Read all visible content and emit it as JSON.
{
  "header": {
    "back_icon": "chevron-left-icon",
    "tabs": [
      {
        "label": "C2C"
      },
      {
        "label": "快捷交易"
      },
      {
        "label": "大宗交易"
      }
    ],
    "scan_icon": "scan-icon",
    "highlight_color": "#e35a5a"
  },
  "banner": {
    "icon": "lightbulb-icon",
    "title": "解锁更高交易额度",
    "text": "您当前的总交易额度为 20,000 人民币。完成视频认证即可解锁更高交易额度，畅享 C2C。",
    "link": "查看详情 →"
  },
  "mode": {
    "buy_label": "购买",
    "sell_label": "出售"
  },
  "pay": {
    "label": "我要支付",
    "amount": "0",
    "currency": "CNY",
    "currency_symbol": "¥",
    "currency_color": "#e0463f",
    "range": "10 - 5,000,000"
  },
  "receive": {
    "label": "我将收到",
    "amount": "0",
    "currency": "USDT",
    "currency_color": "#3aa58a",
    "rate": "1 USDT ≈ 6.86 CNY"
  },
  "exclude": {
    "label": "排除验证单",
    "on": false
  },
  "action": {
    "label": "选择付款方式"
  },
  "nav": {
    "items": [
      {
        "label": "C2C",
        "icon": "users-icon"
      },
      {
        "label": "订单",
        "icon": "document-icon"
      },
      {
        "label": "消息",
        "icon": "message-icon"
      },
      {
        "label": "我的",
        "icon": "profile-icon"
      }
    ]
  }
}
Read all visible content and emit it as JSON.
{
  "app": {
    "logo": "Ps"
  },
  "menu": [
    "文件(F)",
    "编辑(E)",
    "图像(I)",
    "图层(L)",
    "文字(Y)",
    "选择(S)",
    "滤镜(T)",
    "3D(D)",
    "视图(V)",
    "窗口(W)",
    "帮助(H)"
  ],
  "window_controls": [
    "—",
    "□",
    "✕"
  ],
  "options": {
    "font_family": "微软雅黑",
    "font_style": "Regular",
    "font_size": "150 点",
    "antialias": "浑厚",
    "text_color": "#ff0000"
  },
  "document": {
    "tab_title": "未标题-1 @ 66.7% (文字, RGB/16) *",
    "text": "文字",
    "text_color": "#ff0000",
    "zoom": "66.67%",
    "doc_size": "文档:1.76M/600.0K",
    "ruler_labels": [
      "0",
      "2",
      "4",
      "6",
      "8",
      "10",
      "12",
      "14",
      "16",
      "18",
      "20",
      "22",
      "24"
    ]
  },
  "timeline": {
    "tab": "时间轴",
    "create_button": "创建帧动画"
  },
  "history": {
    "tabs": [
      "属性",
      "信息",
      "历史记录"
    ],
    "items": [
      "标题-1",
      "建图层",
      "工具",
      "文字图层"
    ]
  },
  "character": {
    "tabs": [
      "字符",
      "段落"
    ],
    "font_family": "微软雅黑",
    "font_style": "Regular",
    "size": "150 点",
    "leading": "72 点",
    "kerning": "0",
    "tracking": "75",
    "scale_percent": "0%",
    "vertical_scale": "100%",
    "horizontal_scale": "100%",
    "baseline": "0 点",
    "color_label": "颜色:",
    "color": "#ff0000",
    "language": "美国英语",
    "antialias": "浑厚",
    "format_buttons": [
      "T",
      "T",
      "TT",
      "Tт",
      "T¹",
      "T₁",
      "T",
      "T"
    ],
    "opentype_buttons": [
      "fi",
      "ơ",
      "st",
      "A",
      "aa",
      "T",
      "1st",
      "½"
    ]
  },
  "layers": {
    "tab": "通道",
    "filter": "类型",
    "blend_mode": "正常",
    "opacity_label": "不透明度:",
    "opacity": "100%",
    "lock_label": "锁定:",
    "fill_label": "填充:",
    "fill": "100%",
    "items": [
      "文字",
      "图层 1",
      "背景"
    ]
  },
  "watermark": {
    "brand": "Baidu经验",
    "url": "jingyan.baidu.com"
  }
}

• **Written task**: Reproduce the entries above in full, verbatim.

• **Answer below**:
Read all visible content and emit it as JSON.
{
  "header": {
    "back_icon": "chevron-left-icon",
    "tabs": [
      {
        "label": "C2C"
      },
      {
        "label": "快捷交易"
      },
      {
        "label": "大宗交易"
      }
    ],
    "scan_icon": "scan-icon",
    "highlight_color": "#e35a5a"
  },
  "banner": {
    "icon": "lightbulb-icon",
    "title": "解锁更高交易额度",
    "text": "您当前的总交易额度为 20,000 人民币。完成视频认证即可解锁更高交易额度，畅享 C2C。",
    "link": "查看详情 →"
  },
  "mode": {
    "buy_label": "购买",
    "sell_label": "出售"
  },
  "pay": {
    "label": "我要支付",
    "amount": "0",
    "currency": "CNY",
    "currency_symbol": "¥",
    "currency_color": "#e0463f",
    "range": "10 - 5,000,000"
  },
  "receive": {
    "label": "我将收到",
    "amount": "0",
    "currency": "USDT",
    "currency_color": "#3aa58a",
    "rate": "1 USDT ≈ 6.86 CNY"
  },
  "exclude": {
    "label": "排除验证单",
    "on": false
  },
  "action": {
    "label": "选择付款方式"
  },
  "nav": {
    "items": [
      {
        "label": "C2C",
        "icon": "users-icon"
      },
      {
        "label": "订单",
        "icon": "document-icon"
      },
      {
        "label": "消息",
        "icon": "message-icon"
      },
      {
        "label": "我的",
        "icon": "profile-icon"
      }
    ]
  }
}
Read all visible content and emit it as JSON.
{
  "app": {
    "logo": "Ps"
  },
  "menu": [
    "文件(F)",
    "编辑(E)",
    "图像(I)",
    "图层(L)",
    "文字(Y)",
    "选择(S)",
    "滤镜(T)",
    "3D(D)",
    "视图(V)",
    "窗口(W)",
    "帮助(H)"
  ],
  "window_controls": [
    "—",
    "□",
    "✕"
  ],
  "options": {
    "font_family": "微软雅黑",
    "font_style": "Regular",
    "font_size": "150 点",
    "antialias": "浑厚",
    "text_color": "#ff0000"
  },
  "document": {
    "tab_title": "未标题-1 @ 66.7% (文字, RGB/16) *",
    "text": "文字",
    "text_color": "#ff0000",
    "zoom": "66.67%",
    "doc_size": "文档:1.76M/600.0K",
    "ruler_labels": [
      "0",
      "2",
      "4",
      "6",
      "8",
      "10",
      "12",
      "14",
      "16",
      "18",
      "20",
      "22",
      "24"
    ]
  },
  "timeline": {
    "tab": "时间轴",
    "create_button": "创建帧动画"
  },
  "history": {
    "tabs": [
      "属性",
      "信息",
      "历史记录"
    ],
    "items": [
      "标题-1",
      "建图层",
      "工具",
      "文字图层"
    ]
  },
  "character": {
    "tabs": [
      "字符",
      "段落"
    ],
    "font_family": "微软雅黑",
    "font_style": "Regular",
    "size": "150 点",
    "leading": "72 点",
    "kerning": "0",
    "tracking": "75",
    "scale_percent": "0%",
    "vertical_scale": "100%",
    "horizontal_scale": "100%",
    "baseline": "0 点",
    "color_label": "颜色:",
    "color": "#ff0000",
    "language": "美国英语",
    "antialias": "浑厚",
    "format_buttons": [
      "T",
      "T",
      "TT",
      "Tт",
      "T¹",
      "T₁",
      "T",
      "T"
    ],
    "opentype_buttons": [
      "fi",
      "ơ",
      "st",
      "A",
      "aa",
      "T",
      "1st",
      "½"
    ]
  },
  "layers": {
    "tab": "通道",
    "filter": "类型",
    "blend_mode": "正常",
    "opacity_label": "不透明度:",
    "opacity": "100%",
    "lock_label": "锁定:",
    "fill_label": "填充:",
    "fill": "100%",
    "items": [
      "文字",
      "图层 1",
      "背景"
    ]
  },
  "watermark": {
    "brand": "Baidu经验",
    "url": "jingyan.baidu.com"
  }
}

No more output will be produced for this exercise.